**What you need to do**
In the entries that follow, find the word "dans" and report each line it is on.

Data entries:
[START]
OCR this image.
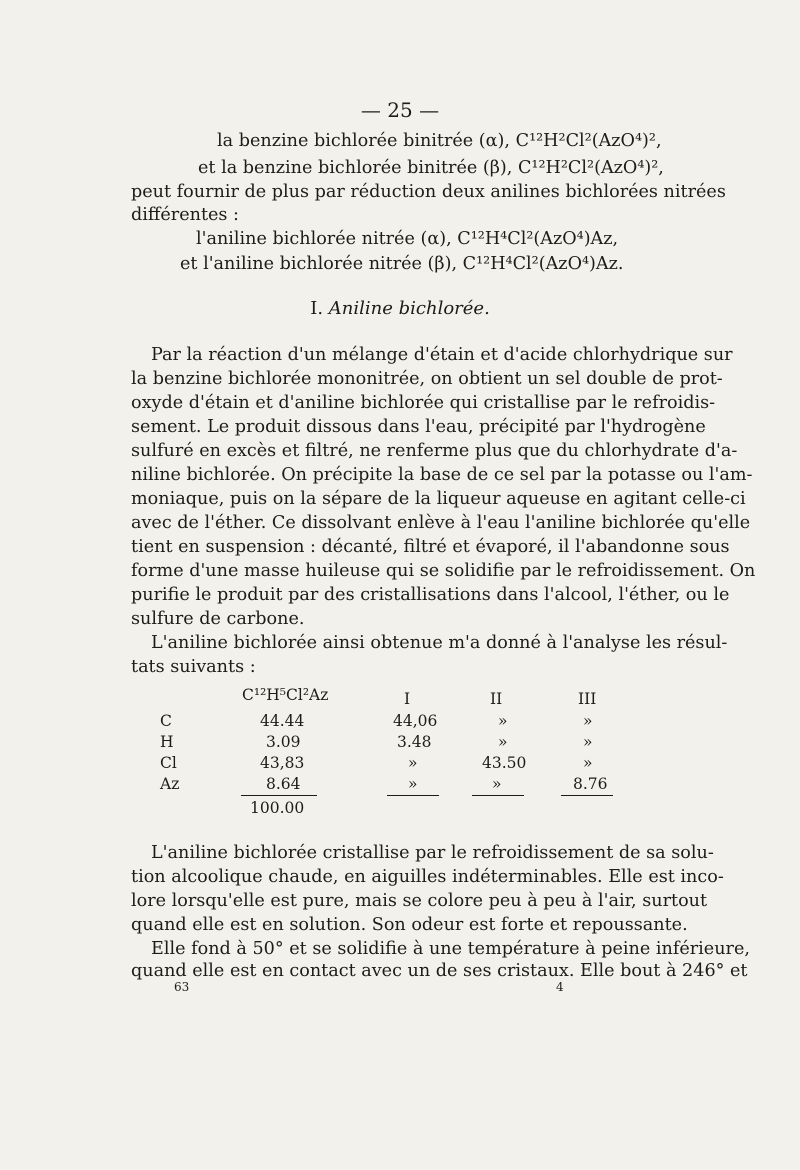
— 25 —
la benzine bichlorée binitrée (α), C¹²H²Cl²(AzO⁴)²,
et la benzine bichlorée binitrée (β), C¹²H²Cl²(AzO⁴)²,
peut fournir de plus par réduction deux anilines bichlorées nitrées
différentes :
l'aniline bichlorée nitrée (α), C¹²H⁴Cl²(AzO⁴)Az,
et l'aniline bichlorée nitrée (β), C¹²H⁴Cl²(AzO⁴)Az.
I. Aniline bichlorée.
Par la réaction d'un mélange d'étain et d'acide chlorhydrique sur
la benzine bichlorée mononitrée, on obtient un sel double de prot-
oxyde d'étain et d'aniline bichlorée qui cristallise par le refroidis-
sement. Le produit dissous dans l'eau, précipité par l'hydrogène
sulfuré en excès et filtré, ne renferme plus que du chlorhydrate d'a-
niline bichlorée. On précipite la base de ce sel par la potasse ou l'am-
moniaque, puis on la sépare de la liqueur aqueuse en agitant celle-ci
avec de l'éther. Ce dissolvant enlève à l'eau l'aniline bichlorée qu'elle
tient en suspension : décanté, filtré et évaporé, il l'abandonne sous
forme d'une masse huileuse qui se solidifie par le refroidissement. On
purifie le produit par des cristallisations dans l'alcool, l'éther, ou le
sulfure de carbone.
L'aniline bichlorée ainsi obtenue m'a donné à l'analyse les résul-
tats suivants :
C¹²H⁵Cl²Az	I	II	III
C	44.44	44,06	»	»
H	3.09	3.48	»	»
Cl	43,83	»	43.50	»
Az	8.64	»	»	8.76
100.00
L'aniline bichlorée cristallise par le refroidissement de sa solu-
tion alcoolique chaude, en aiguilles indéterminables. Elle est inco-
lore lorsqu'elle est pure, mais se colore peu à peu à l'air, surtout
quand elle est en solution. Son odeur est forte et repoussante.
Elle fond à 50° et se solidifie à une température à peine inférieure,
quand elle est en contact avec un de ses cristaux. Elle bout à 246° et
63	4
[END]
**The solution**
sement. Le produit dissous dans l'eau, précipité par l'hydrogène
purifie le produit par des cristallisations dans l'alcool, l'éther, ou le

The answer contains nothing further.